--- What to produce ---
Copy each line of the entries that contains the word "zászlót".
** Begin Available records **
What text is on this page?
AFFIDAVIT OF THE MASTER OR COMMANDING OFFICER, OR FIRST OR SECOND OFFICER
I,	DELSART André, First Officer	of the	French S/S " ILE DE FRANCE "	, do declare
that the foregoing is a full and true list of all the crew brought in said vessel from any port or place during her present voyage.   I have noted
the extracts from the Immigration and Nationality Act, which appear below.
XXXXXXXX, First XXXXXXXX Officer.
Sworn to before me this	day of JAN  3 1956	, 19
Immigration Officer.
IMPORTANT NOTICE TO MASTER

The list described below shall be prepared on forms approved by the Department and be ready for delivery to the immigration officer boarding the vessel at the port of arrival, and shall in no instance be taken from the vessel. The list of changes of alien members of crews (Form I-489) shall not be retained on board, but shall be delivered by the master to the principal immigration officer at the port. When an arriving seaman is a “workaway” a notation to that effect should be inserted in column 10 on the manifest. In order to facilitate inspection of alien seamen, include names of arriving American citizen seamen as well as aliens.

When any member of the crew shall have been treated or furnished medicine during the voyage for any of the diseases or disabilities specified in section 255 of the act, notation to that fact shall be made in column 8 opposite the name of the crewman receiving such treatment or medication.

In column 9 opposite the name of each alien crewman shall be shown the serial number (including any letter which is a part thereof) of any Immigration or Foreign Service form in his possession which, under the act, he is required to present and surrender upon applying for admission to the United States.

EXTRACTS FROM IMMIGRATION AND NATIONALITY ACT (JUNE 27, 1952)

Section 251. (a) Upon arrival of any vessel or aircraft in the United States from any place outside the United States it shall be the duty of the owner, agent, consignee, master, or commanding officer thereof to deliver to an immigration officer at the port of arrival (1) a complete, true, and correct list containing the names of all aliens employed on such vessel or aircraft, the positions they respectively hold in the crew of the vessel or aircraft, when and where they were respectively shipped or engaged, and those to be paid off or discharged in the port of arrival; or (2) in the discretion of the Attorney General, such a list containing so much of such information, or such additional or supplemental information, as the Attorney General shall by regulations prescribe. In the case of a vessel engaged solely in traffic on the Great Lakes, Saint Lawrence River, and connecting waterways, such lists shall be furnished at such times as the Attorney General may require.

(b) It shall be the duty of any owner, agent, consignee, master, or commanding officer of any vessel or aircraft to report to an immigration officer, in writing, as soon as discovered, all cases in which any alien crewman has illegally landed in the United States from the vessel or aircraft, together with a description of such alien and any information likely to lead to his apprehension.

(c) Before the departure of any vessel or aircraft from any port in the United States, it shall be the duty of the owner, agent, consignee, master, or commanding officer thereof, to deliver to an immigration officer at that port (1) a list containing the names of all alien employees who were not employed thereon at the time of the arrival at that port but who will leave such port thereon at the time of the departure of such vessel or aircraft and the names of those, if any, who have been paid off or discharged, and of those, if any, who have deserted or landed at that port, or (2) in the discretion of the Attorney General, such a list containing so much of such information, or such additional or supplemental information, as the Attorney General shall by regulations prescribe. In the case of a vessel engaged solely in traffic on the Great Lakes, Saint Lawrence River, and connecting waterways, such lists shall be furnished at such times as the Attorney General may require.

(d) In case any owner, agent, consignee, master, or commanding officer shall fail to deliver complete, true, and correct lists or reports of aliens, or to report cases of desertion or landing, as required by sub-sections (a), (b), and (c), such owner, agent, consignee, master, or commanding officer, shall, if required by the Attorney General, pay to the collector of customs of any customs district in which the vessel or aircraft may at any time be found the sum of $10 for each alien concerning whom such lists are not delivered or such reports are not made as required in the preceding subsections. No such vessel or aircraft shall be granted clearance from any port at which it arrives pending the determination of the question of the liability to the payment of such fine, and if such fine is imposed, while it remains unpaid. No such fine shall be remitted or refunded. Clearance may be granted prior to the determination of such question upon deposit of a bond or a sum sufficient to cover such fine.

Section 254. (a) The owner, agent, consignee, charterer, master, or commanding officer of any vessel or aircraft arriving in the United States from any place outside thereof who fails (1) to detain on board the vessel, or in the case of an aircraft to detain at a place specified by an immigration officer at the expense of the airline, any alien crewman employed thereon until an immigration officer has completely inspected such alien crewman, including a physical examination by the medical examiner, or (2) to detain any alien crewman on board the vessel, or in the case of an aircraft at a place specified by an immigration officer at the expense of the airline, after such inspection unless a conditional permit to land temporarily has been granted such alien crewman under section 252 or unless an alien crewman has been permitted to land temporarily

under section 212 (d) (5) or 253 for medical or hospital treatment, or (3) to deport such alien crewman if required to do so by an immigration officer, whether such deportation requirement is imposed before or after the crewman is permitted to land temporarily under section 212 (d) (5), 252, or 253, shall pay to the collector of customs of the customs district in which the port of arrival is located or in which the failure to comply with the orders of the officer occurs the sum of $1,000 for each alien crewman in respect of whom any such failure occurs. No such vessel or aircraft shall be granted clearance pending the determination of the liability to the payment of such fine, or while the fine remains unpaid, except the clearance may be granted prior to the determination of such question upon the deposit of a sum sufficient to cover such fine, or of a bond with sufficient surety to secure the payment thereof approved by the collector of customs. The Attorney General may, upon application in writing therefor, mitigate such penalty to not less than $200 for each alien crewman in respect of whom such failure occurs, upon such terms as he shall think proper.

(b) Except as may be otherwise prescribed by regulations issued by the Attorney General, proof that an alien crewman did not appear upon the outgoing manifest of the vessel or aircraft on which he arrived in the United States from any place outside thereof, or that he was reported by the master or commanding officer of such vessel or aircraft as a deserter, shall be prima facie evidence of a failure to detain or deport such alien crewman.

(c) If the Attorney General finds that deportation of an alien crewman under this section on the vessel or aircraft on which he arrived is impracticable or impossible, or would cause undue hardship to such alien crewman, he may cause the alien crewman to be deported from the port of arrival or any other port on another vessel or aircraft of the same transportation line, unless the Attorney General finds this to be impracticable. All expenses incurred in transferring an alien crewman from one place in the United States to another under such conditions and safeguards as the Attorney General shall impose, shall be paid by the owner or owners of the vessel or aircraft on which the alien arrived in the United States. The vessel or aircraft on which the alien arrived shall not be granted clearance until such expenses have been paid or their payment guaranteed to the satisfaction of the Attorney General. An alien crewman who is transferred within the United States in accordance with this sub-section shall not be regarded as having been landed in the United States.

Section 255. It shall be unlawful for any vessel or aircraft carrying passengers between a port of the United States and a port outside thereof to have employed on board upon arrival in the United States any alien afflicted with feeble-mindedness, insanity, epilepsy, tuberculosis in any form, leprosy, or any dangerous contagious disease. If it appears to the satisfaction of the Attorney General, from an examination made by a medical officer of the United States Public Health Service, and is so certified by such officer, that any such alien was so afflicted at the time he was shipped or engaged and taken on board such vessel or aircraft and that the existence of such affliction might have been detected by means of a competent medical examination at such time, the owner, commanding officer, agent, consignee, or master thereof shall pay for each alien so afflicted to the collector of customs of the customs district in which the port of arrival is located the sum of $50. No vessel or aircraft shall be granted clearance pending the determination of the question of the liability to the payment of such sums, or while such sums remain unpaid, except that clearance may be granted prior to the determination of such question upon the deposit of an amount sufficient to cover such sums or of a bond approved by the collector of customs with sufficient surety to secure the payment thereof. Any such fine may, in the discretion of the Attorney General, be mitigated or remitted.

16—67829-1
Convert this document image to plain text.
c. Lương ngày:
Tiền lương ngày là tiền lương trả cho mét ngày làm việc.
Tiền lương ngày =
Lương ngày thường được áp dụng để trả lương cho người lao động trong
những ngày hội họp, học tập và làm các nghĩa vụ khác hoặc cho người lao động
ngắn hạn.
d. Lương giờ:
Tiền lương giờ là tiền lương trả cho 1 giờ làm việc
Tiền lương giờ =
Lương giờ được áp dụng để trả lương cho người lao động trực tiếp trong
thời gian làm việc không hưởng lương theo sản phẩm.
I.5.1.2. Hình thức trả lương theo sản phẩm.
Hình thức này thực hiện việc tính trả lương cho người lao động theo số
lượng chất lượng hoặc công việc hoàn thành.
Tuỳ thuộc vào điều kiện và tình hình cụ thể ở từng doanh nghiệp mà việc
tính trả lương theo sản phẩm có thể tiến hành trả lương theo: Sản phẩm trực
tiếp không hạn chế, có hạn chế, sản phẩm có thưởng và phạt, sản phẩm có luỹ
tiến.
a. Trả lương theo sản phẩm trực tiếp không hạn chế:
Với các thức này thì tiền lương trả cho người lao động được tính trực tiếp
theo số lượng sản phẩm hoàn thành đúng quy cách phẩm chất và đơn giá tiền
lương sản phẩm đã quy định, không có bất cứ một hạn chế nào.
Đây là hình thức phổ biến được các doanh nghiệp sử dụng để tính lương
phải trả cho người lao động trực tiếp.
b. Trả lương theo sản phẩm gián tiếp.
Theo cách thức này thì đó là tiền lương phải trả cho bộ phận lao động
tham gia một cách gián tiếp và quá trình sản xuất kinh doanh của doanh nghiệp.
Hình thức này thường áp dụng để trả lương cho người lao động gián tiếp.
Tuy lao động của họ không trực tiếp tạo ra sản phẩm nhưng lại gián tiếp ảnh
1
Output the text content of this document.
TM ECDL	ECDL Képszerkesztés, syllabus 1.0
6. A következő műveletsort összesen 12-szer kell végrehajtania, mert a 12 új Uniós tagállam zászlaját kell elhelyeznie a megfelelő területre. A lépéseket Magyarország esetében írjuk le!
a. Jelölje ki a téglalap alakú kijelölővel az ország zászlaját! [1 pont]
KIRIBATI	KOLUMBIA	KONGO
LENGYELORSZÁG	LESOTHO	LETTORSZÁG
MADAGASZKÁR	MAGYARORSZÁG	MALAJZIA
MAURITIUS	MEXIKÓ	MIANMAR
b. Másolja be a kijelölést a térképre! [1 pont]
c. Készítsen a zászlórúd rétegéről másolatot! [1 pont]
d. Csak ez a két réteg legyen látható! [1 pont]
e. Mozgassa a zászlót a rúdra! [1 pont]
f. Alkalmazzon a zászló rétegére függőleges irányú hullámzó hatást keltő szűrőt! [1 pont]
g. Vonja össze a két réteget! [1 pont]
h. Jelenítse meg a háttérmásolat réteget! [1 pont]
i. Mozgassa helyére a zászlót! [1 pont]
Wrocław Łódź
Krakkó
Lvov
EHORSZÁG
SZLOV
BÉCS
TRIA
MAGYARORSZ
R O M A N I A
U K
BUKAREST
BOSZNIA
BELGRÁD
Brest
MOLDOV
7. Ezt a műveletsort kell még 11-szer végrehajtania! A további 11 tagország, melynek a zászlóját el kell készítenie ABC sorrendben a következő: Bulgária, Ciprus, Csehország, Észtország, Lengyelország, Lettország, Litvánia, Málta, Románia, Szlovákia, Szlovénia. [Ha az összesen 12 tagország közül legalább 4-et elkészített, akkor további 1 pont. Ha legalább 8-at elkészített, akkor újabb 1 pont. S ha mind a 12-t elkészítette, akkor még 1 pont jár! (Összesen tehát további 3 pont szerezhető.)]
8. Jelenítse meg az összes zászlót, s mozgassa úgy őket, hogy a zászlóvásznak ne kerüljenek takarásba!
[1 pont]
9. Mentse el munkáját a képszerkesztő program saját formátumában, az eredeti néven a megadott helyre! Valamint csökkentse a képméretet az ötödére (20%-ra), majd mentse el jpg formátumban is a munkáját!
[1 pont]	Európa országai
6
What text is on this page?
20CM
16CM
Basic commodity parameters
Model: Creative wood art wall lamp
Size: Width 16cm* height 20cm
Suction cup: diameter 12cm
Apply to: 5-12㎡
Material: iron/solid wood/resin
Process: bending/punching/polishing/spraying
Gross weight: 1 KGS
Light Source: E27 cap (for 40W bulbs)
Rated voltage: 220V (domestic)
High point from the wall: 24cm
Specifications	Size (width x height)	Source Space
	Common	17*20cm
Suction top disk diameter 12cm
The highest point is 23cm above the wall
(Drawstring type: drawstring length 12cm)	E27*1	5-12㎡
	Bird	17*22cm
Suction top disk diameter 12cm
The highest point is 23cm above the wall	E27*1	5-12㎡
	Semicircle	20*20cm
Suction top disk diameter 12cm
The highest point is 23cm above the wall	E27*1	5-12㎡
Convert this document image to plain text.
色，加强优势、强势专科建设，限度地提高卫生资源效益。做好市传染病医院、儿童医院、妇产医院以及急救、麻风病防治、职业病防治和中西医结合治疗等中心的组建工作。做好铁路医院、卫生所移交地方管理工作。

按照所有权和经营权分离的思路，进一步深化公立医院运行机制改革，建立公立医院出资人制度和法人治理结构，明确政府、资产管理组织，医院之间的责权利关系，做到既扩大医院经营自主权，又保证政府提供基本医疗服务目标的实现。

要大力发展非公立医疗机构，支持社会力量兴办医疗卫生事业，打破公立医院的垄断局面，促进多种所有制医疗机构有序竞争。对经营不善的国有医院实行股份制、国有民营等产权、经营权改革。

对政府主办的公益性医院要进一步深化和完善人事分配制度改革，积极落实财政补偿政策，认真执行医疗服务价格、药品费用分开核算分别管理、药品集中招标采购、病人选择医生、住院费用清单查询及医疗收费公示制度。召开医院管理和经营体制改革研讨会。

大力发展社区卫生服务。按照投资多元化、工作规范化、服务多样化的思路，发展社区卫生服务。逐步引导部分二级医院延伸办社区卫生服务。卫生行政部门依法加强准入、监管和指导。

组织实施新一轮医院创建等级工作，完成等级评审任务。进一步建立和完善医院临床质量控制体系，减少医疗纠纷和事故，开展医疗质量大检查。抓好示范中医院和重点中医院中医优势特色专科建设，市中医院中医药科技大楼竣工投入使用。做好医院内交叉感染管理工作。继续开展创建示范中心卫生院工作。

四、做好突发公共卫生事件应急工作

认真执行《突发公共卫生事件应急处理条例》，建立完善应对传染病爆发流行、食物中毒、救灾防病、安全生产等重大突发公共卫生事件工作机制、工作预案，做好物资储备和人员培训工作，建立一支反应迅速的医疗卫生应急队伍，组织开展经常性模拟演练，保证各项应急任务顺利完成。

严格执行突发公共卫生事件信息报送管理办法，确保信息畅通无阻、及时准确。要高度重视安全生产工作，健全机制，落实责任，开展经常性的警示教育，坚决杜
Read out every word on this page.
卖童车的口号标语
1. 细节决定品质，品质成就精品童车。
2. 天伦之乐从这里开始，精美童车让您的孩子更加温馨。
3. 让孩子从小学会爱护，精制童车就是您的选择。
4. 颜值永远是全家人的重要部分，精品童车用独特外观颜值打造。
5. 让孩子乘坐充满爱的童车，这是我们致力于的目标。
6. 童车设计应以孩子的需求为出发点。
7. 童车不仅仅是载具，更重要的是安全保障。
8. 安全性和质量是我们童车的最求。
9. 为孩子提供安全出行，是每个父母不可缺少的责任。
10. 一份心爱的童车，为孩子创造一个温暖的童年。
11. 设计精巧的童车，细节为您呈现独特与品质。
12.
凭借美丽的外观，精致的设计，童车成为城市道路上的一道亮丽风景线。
** End Available records **
--- The response ---
e. Mozgassa a zászlót a rúdra! [1 pont]
i. Mozgassa helyére a zászlót! [1 pont]
8. Jelenítse meg az összes zászlót, s mozgassa úgy őket, hogy a zászlóvásznak ne kerüljenek takarásba!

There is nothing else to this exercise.